═════ DATA ROWS

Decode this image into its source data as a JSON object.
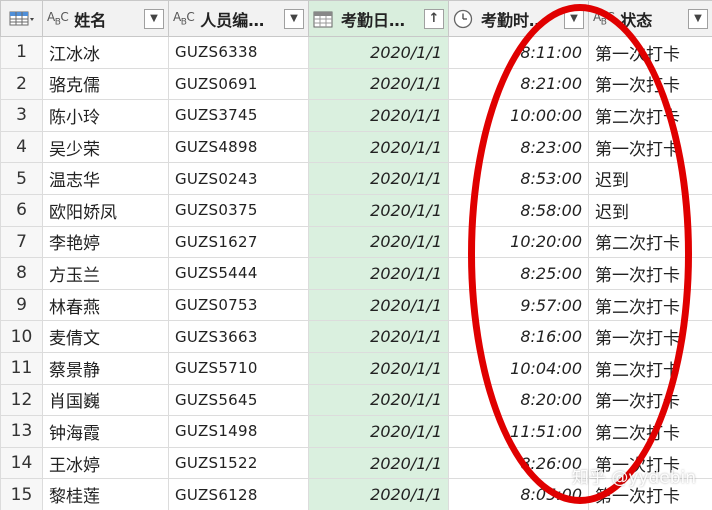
{
  "columns": [
    {
      "type_icon": "ABC",
      "label": "姓名",
      "dropdown": "▼"
    },
    {
      "type_icon": "ABC",
      "label": "人员编…",
      "dropdown": "▼"
    },
    {
      "type_icon": "calendar",
      "label": "考勤日…",
      "dropdown": "↑"
    },
    {
      "type_icon": "clock",
      "label": "考勤时…",
      "dropdown": "▼"
    },
    {
      "type_icon": "ABC",
      "label": "状态",
      "dropdown": "▼"
    }
  ],
  "rows": [
    {
      "n": "1",
      "name": "江冰冰",
      "code": "GUZS6338",
      "date": "2020/1/1",
      "time": "8:11:00",
      "status": "第一次打卡"
    },
    {
      "n": "2",
      "name": "骆克儒",
      "code": "GUZS0691",
      "date": "2020/1/1",
      "time": "8:21:00",
      "status": "第一次打卡"
    },
    {
      "n": "3",
      "name": "陈小玲",
      "code": "GUZS3745",
      "date": "2020/1/1",
      "time": "10:00:00",
      "status": "第二次打卡"
    },
    {
      "n": "4",
      "name": "吴少荣",
      "code": "GUZS4898",
      "date": "2020/1/1",
      "time": "8:23:00",
      "status": "第一次打卡"
    },
    {
      "n": "5",
      "name": "温志华",
      "code": "GUZS0243",
      "date": "2020/1/1",
      "time": "8:53:00",
      "status": "迟到"
    },
    {
      "n": "6",
      "name": "欧阳娇凤",
      "code": "GUZS0375",
      "date": "2020/1/1",
      "time": "8:58:00",
      "status": "迟到"
    },
    {
      "n": "7",
      "name": "李艳婷",
      "code": "GUZS1627",
      "date": "2020/1/1",
      "time": "10:20:00",
      "status": "第二次打卡"
    },
    {
      "n": "8",
      "name": "方玉兰",
      "code": "GUZS5444",
      "date": "2020/1/1",
      "time": "8:25:00",
      "status": "第一次打卡"
    },
    {
      "n": "9",
      "name": "林春燕",
      "code": "GUZS0753",
      "date": "2020/1/1",
      "time": "9:57:00",
      "status": "第二次打卡"
    },
    {
      "n": "10",
      "name": "麦倩文",
      "code": "GUZS3663",
      "date": "2020/1/1",
      "time": "8:16:00",
      "status": "第一次打卡"
    },
    {
      "n": "11",
      "name": "蔡景静",
      "code": "GUZS5710",
      "date": "2020/1/1",
      "time": "10:04:00",
      "status": "第二次打卡"
    },
    {
      "n": "12",
      "name": "肖国巍",
      "code": "GUZS5645",
      "date": "2020/1/1",
      "time": "8:20:00",
      "status": "第一次打卡"
    },
    {
      "n": "13",
      "name": "钟海霞",
      "code": "GUZS1498",
      "date": "2020/1/1",
      "time": "11:51:00",
      "status": "第二次打卡"
    },
    {
      "n": "14",
      "name": "王冰婷",
      "code": "GUZS1522",
      "date": "2020/1/1",
      "time": "8:26:00",
      "status": "第一次打卡"
    },
    {
      "n": "15",
      "name": "黎桂莲",
      "code": "GUZS6128",
      "date": "2020/1/1",
      "time": "8:05:00",
      "status": "第一次打卡"
    }
  ],
  "watermark": "知乎 @yydebin",
  "colors": {
    "accent_column": "#daf0df",
    "annotation": "#e00000"
  }
}
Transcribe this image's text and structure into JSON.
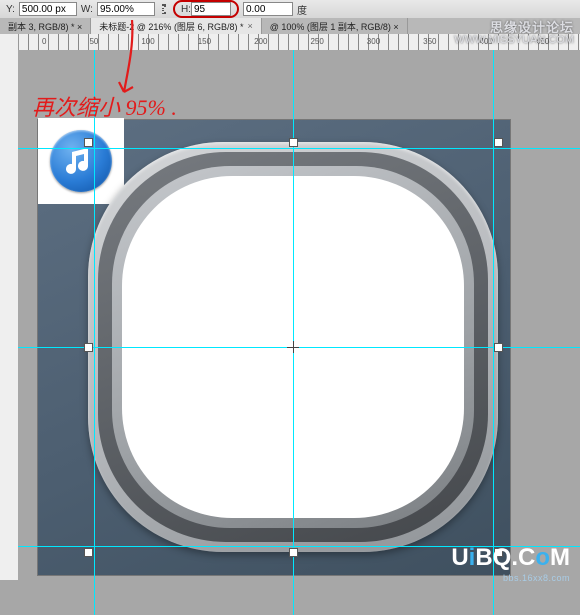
{
  "options": {
    "y_label": "Y:",
    "y_value": "500.00 px",
    "w_label": "W:",
    "w_value": "95.00%",
    "h_label": "H:",
    "h_value": "95",
    "angle_label": "度",
    "angle_value": "0.00"
  },
  "tabs": [
    {
      "label": "副本 3, RGB/8) * ×",
      "active": false
    },
    {
      "label": "未标题-2 @ 216% (图层 6, RGB/8) *",
      "active": true
    },
    {
      "label": "@ 100% (图层 1 副本, RGB/8) ×",
      "active": false
    }
  ],
  "ruler_h": [
    "0",
    "50",
    "100",
    "150",
    "200",
    "250",
    "300",
    "350",
    "400",
    "450"
  ],
  "annotation": {
    "text": "再次缩小 95% ."
  },
  "watermark_top": {
    "main": "思缘设计论坛",
    "sub": "WWW.MISSYUAN.COM"
  },
  "watermark_bottom": {
    "text_parts": [
      "U",
      "i",
      "BQ.C",
      "o",
      "M"
    ],
    "sub": "bbs.16xx8.com"
  },
  "icons": {
    "link": "⟡",
    "music": "♫"
  }
}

══════════

> **CHALLENGE**
Will you set down the records word for word while leaving out every picture?

> **EXERCISE OUTPUT**
Decode this image into its source data as a JSON object.
{
  "columns": [
    {
      "type_icon": "ABC",
      "label": "姓名",
      "dropdown": "▼"
    },
    {
      "type_icon": "ABC",
      "label": "人员编…",
      "dropdown": "▼"
    },
    {
      "type_icon": "calendar",
      "label": "考勤日…",
      "dropdown": "↑"
    },
    {
      "type_icon": "clock",
      "label": "考勤时…",
      "dropdown": "▼"
    },
    {
      "type_icon": "ABC",
      "label": "状态",
      "dropdown": "▼"
    }
  ],
  "rows": [
    {
      "n": "1",
      "name": "江冰冰",
      "code": "GUZS6338",
      "date": "2020/1/1",
      "time": "8:11:00",
      "status": "第一次打卡"
    },
    {
      "n": "2",
      "name": "骆克儒",
      "code": "GUZS0691",
      "date": "2020/1/1",
      "time": "8:21:00",
      "status": "第一次打卡"
    },
    {
      "n": "3",
      "name": "陈小玲",
      "code": "GUZS3745",
      "date": "2020/1/1",
      "time": "10:00:00",
      "status": "第二次打卡"
    },
    {
      "n": "4",
      "name": "吴少荣",
      "code": "GUZS4898",
      "date": "2020/1/1",
      "time": "8:23:00",
      "status": "第一次打卡"
    },
    {
      "n": "5",
      "name": "温志华",
      "code": "GUZS0243",
      "date": "2020/1/1",
      "time": "8:53:00",
      "status": "迟到"
    },
    {
      "n": "6",
      "name": "欧阳娇凤",
      "code": "GUZS0375",
      "date": "2020/1/1",
      "time": "8:58:00",
      "status": "迟到"
    },
    {
      "n": "7",
      "name": "李艳婷",
      "code": "GUZS1627",
      "date": "2020/1/1",
      "time": "10:20:00",
      "status": "第二次打卡"
    },
    {
      "n": "8",
      "name": "方玉兰",
      "code": "GUZS5444",
      "date": "2020/1/1",
      "time": "8:25:00",
      "status": "第一次打卡"
    },
    {
      "n": "9",
      "name": "林春燕",
      "code": "GUZS0753",
      "date": "2020/1/1",
      "time": "9:57:00",
      "status": "第二次打卡"
    },
    {
      "n": "10",
      "name": "麦倩文",
      "code": "GUZS3663",
      "date": "2020/1/1",
      "time": "8:16:00",
      "status": "第一次打卡"
    },
    {
      "n": "11",
      "name": "蔡景静",
      "code": "GUZS5710",
      "date": "2020/1/1",
      "time": "10:04:00",
      "status": "第二次打卡"
    },
    {
      "n": "12",
      "name": "肖国巍",
      "code": "GUZS5645",
      "date": "2020/1/1",
      "time": "8:20:00",
      "status": "第一次打卡"
    },
    {
      "n": "13",
      "name": "钟海霞",
      "code": "GUZS1498",
      "date": "2020/1/1",
      "time": "11:51:00",
      "status": "第二次打卡"
    },
    {
      "n": "14",
      "name": "王冰婷",
      "code": "GUZS1522",
      "date": "2020/1/1",
      "time": "8:26:00",
      "status": "第一次打卡"
    },
    {
      "n": "15",
      "name": "黎桂莲",
      "code": "GUZS6128",
      "date": "2020/1/1",
      "time": "8:05:00",
      "status": "第一次打卡"
    }
  ],
  "watermark": "知乎 @yydebin",
  "colors": {
    "accent_column": "#daf0df",
    "annotation": "#e00000"
  }
}
Transcribe this image's text and structure into JSON.
{
  "options": {
    "y_label": "Y:",
    "y_value": "500.00 px",
    "w_label": "W:",
    "w_value": "95.00%",
    "h_label": "H:",
    "h_value": "95",
    "angle_label": "度",
    "angle_value": "0.00"
  },
  "tabs": [
    {
      "label": "副本 3, RGB/8) * ×",
      "active": false
    },
    {
      "label": "未标题-2 @ 216% (图层 6, RGB/8) *",
      "active": true
    },
    {
      "label": "@ 100% (图层 1 副本, RGB/8) ×",
      "active": false
    }
  ],
  "ruler_h": [
    "0",
    "50",
    "100",
    "150",
    "200",
    "250",
    "300",
    "350",
    "400",
    "450"
  ],
  "annotation": {
    "text": "再次缩小 95% ."
  },
  "watermark_top": {
    "main": "思缘设计论坛",
    "sub": "WWW.MISSYUAN.COM"
  },
  "watermark_bottom": {
    "text_parts": [
      "U",
      "i",
      "BQ.C",
      "o",
      "M"
    ],
    "sub": "bbs.16xx8.com"
  },
  "icons": {
    "link": "⟡",
    "music": "♫"
  }
}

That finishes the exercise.